Aim:
Give the data below again exactly as it stands. Omit the pictures.

Records to process:

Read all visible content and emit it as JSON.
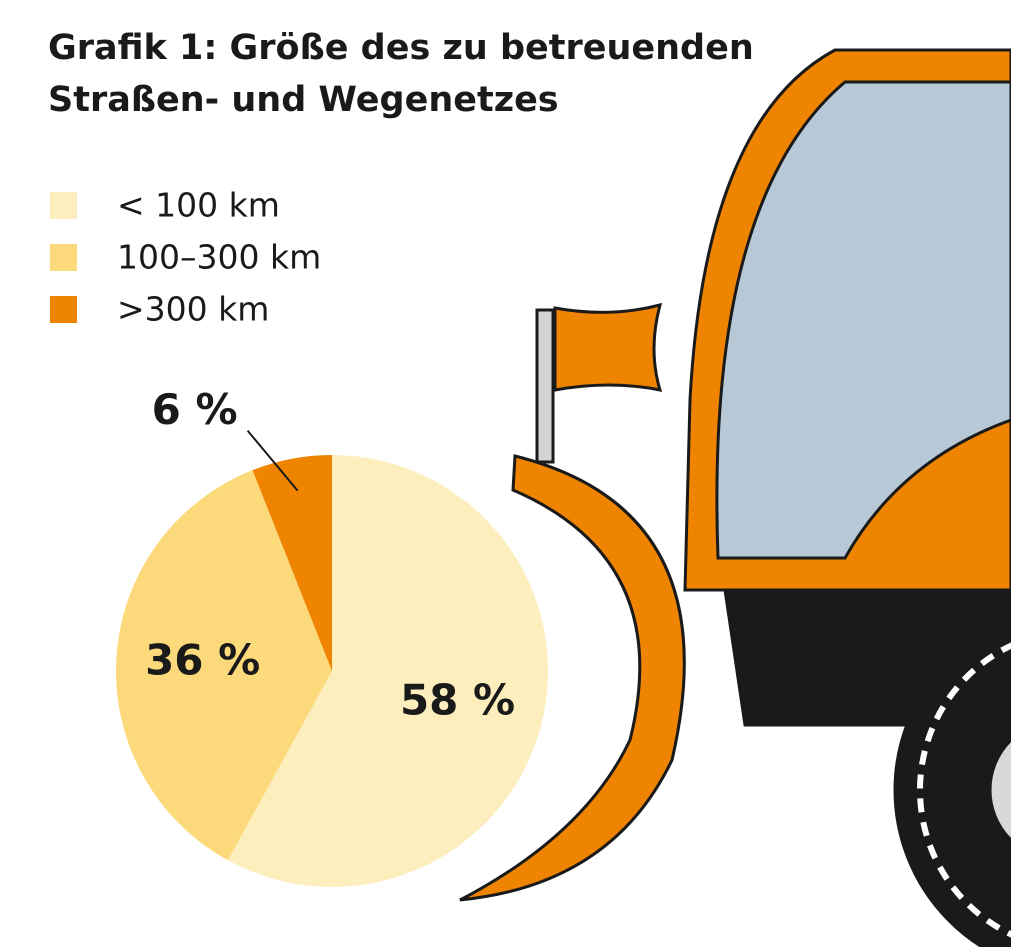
{
  "chart_data": {
    "type": "pie",
    "title": "Grafik 1: Größe des zu betreuenden Straßen- und Wegenetzes",
    "categories": [
      "< 100 km",
      "100–300 km",
      ">300 km"
    ],
    "values": [
      58,
      36,
      6
    ],
    "value_labels": [
      "58 %",
      "36 %",
      "6 %"
    ],
    "colors": [
      "#fdeebd",
      "#fcda7b",
      "#ef8400"
    ]
  }
}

Reply to the exercise:
Read all visible content and emit it as JSON.
{
  "chart_data": {
    "type": "pie",
    "title": "Grafik 1: Größe des zu betreuenden Straßen- und Wegenetzes",
    "categories": [
      "< 100 km",
      "100–300 km",
      ">300 km"
    ],
    "values": [
      58,
      36,
      6
    ],
    "value_labels": [
      "58 %",
      "36 %",
      "6 %"
    ],
    "colors": [
      "#fdeebd",
      "#fcda7b",
      "#ef8400"
    ]
  }
}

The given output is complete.